Exercise directions:
Copy every line, leaving nothing out and adding nothing.

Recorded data
START

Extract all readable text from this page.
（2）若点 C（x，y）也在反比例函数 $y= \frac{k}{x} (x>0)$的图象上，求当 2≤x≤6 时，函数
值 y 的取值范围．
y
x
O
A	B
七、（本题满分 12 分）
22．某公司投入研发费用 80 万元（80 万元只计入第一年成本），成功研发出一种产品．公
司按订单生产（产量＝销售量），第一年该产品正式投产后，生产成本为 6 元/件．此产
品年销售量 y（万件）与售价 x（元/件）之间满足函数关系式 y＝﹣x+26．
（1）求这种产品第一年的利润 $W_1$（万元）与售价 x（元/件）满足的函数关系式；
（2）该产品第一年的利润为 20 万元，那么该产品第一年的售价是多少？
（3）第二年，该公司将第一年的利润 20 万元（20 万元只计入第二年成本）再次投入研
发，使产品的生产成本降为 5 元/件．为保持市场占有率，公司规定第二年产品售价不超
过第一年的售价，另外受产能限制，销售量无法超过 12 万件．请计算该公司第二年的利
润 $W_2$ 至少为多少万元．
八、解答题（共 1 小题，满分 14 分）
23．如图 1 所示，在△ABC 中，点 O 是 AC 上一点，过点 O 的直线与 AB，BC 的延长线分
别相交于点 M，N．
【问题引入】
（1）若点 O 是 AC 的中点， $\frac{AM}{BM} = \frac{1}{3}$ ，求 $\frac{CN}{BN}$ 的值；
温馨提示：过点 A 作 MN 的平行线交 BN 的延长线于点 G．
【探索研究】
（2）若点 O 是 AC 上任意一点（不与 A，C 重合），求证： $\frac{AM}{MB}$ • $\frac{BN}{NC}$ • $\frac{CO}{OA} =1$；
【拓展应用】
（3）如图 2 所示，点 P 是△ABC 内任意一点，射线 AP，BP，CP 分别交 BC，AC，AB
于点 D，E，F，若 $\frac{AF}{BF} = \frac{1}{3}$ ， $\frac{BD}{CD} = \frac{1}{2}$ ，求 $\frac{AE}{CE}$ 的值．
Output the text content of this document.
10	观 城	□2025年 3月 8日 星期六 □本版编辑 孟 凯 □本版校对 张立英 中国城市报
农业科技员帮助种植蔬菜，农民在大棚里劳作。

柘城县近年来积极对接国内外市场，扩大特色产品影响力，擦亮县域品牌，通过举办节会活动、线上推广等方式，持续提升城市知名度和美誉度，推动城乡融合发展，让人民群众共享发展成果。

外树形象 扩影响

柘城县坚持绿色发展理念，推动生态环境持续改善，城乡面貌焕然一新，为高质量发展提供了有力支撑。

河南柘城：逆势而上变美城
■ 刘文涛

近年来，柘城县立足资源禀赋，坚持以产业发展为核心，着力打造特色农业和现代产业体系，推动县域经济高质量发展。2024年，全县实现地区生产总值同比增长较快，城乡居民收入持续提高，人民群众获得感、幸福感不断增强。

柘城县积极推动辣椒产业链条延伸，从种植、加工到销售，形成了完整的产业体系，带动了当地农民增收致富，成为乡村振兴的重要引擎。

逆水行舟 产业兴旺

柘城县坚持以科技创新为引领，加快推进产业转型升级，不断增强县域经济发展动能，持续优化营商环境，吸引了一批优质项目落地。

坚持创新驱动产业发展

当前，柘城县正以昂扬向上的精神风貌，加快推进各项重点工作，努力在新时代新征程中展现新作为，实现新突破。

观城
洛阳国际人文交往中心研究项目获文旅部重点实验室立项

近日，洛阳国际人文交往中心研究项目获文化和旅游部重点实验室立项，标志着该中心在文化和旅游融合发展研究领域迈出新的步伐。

END

Answer to the task:
Extract all readable text from this page.
（2）若点 C（x，y）也在反比例函数 $y= \frac{k}{x} (x>0)$的图象上，求当 2≤x≤6 时，函数
值 y 的取值范围．
y
x
O
A	B
七、（本题满分 12 分）
22．某公司投入研发费用 80 万元（80 万元只计入第一年成本），成功研发出一种产品．公
司按订单生产（产量＝销售量），第一年该产品正式投产后，生产成本为 6 元/件．此产
品年销售量 y（万件）与售价 x（元/件）之间满足函数关系式 y＝﹣x+26．
（1）求这种产品第一年的利润 $W_1$（万元）与售价 x（元/件）满足的函数关系式；
（2）该产品第一年的利润为 20 万元，那么该产品第一年的售价是多少？
（3）第二年，该公司将第一年的利润 20 万元（20 万元只计入第二年成本）再次投入研
发，使产品的生产成本降为 5 元/件．为保持市场占有率，公司规定第二年产品售价不超
过第一年的售价，另外受产能限制，销售量无法超过 12 万件．请计算该公司第二年的利
润 $W_2$ 至少为多少万元．
八、解答题（共 1 小题，满分 14 分）
23．如图 1 所示，在△ABC 中，点 O 是 AC 上一点，过点 O 的直线与 AB，BC 的延长线分
别相交于点 M，N．
【问题引入】
（1）若点 O 是 AC 的中点， $\frac{AM}{BM} = \frac{1}{3}$ ，求 $\frac{CN}{BN}$ 的值；
温馨提示：过点 A 作 MN 的平行线交 BN 的延长线于点 G．
【探索研究】
（2）若点 O 是 AC 上任意一点（不与 A，C 重合），求证： $\frac{AM}{MB}$ • $\frac{BN}{NC}$ • $\frac{CO}{OA} =1$；
【拓展应用】
（3）如图 2 所示，点 P 是△ABC 内任意一点，射线 AP，BP，CP 分别交 BC，AC，AB
于点 D，E，F，若 $\frac{AF}{BF} = \frac{1}{3}$ ， $\frac{BD}{CD} = \frac{1}{2}$ ，求 $\frac{AE}{CE}$ 的值．
Output the text content of this document.
10	观 城	□2025年 3月 8日 星期六 □本版编辑 孟 凯 □本版校对 张立英 中国城市报
农业科技员帮助种植蔬菜，农民在大棚里劳作。

柘城县近年来积极对接国内外市场，扩大特色产品影响力，擦亮县域品牌，通过举办节会活动、线上推广等方式，持续提升城市知名度和美誉度，推动城乡融合发展，让人民群众共享发展成果。

外树形象 扩影响

柘城县坚持绿色发展理念，推动生态环境持续改善，城乡面貌焕然一新，为高质量发展提供了有力支撑。

河南柘城：逆势而上变美城
■ 刘文涛

近年来，柘城县立足资源禀赋，坚持以产业发展为核心，着力打造特色农业和现代产业体系，推动县域经济高质量发展。2024年，全县实现地区生产总值同比增长较快，城乡居民收入持续提高，人民群众获得感、幸福感不断增强。

柘城县积极推动辣椒产业链条延伸，从种植、加工到销售，形成了完整的产业体系，带动了当地农民增收致富，成为乡村振兴的重要引擎。

逆水行舟 产业兴旺

柘城县坚持以科技创新为引领，加快推进产业转型升级，不断增强县域经济发展动能，持续优化营商环境，吸引了一批优质项目落地。

坚持创新驱动产业发展

当前，柘城县正以昂扬向上的精神风貌，加快推进各项重点工作，努力在新时代新征程中展现新作为，实现新突破。

观城
洛阳国际人文交往中心研究项目获文旅部重点实验室立项

近日，洛阳国际人文交往中心研究项目获文化和旅游部重点实验室立项，标志着该中心在文化和旅游融合发展研究领域迈出新的步伐。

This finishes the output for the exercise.